### [DIRECTIVE]
Locate the lines of the listing below that hold "rating", then copy each of them.

-------- LISTED RECORDS

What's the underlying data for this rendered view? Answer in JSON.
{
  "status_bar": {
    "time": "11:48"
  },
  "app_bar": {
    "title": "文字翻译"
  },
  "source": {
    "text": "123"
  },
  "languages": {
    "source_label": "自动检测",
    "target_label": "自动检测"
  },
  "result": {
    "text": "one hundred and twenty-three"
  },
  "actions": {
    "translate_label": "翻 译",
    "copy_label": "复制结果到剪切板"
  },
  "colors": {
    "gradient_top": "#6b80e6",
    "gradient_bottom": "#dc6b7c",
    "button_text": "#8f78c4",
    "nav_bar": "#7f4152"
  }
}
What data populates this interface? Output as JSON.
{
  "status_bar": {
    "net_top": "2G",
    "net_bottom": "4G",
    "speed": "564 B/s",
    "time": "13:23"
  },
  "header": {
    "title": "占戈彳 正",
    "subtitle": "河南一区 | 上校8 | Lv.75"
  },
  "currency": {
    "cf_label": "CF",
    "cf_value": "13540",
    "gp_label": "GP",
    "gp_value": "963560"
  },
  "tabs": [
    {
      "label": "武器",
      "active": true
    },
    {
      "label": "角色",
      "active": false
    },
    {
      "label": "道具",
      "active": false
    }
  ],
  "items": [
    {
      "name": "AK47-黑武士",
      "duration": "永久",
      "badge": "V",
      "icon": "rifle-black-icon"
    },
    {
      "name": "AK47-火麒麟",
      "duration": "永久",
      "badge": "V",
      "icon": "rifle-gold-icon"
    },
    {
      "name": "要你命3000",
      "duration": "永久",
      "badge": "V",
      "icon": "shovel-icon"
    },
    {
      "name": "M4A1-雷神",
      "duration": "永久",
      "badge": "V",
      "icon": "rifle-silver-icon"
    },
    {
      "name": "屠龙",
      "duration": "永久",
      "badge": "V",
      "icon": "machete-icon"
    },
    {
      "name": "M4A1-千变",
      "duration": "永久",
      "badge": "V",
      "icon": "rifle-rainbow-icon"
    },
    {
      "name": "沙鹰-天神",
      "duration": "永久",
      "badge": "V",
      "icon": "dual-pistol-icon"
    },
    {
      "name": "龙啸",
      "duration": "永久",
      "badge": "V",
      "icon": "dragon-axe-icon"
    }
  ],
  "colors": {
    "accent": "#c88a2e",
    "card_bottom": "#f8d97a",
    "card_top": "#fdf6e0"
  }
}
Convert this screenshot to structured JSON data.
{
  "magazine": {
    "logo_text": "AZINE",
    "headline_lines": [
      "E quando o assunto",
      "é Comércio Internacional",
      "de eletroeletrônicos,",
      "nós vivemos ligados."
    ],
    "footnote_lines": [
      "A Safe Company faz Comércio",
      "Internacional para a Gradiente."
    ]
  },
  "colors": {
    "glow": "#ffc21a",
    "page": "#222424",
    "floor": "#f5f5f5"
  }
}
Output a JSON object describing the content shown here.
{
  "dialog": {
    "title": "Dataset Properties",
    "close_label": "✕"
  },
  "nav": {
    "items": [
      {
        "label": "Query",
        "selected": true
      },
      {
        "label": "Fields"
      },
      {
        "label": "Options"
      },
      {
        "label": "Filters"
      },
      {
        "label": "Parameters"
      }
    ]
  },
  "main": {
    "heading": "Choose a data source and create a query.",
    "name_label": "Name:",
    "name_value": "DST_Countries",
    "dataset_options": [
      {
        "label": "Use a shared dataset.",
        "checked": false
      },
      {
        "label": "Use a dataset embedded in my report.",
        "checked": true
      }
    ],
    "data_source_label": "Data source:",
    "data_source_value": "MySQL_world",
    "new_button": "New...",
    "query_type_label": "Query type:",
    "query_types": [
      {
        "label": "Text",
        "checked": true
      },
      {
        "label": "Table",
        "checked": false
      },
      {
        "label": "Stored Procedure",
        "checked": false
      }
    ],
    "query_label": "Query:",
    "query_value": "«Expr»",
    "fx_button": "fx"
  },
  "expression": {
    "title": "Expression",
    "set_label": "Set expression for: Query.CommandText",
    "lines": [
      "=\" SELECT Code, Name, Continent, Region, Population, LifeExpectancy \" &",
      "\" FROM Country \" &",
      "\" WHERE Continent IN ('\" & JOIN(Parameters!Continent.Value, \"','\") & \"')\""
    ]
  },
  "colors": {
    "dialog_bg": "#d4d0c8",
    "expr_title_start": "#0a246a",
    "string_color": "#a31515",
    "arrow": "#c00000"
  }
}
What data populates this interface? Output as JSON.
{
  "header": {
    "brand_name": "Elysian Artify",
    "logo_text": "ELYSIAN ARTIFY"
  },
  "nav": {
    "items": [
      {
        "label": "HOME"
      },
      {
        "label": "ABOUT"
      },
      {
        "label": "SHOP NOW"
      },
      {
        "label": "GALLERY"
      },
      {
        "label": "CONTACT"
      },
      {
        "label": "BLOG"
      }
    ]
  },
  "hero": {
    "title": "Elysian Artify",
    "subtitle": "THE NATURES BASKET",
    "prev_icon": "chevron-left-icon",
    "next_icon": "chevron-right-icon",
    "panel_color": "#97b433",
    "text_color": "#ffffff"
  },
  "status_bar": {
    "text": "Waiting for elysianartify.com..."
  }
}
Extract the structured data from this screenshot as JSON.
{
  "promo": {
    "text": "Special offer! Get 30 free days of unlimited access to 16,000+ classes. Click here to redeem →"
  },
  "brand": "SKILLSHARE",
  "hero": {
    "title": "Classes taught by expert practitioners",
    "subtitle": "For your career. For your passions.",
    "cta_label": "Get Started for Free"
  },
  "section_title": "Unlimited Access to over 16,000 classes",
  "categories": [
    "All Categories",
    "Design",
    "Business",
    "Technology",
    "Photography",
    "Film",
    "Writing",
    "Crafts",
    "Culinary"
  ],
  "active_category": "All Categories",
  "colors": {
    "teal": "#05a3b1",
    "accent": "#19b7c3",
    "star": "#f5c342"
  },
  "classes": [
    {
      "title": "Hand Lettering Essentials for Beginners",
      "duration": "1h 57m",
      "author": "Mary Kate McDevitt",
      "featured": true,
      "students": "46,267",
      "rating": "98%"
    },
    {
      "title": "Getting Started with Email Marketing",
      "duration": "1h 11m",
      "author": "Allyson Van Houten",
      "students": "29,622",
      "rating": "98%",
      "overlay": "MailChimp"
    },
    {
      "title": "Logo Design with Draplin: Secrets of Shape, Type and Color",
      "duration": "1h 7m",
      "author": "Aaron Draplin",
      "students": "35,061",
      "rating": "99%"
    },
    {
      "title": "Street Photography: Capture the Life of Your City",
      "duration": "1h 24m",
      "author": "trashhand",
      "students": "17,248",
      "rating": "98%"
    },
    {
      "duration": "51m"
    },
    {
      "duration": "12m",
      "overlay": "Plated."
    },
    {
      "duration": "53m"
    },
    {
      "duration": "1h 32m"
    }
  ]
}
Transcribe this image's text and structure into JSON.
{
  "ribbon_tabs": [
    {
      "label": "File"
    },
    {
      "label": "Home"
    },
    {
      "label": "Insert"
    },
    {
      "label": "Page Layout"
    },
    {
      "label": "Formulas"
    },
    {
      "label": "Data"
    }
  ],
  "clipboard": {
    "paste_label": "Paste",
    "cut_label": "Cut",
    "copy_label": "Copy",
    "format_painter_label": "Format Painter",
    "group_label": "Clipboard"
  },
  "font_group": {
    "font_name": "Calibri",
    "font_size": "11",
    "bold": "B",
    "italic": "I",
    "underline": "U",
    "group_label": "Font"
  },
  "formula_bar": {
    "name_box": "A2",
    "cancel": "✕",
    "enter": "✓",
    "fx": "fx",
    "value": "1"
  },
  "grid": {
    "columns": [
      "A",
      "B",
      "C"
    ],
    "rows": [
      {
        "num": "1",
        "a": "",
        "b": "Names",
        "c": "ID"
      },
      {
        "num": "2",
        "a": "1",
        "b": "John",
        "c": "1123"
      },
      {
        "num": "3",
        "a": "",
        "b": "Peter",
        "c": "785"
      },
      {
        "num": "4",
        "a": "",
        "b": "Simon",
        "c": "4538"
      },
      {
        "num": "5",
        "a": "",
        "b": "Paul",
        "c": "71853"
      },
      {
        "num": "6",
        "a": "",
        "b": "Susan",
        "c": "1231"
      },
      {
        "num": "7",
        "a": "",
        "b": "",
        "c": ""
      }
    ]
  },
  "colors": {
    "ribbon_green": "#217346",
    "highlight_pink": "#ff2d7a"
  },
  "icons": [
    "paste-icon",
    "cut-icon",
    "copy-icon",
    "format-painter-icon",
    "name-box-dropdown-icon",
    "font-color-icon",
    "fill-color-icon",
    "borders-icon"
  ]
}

----------------

### [WRITTEN SOLUTION]
      "rating": "98%"
      "rating": "98%",
      "rating": "99%"
      "rating": "98%"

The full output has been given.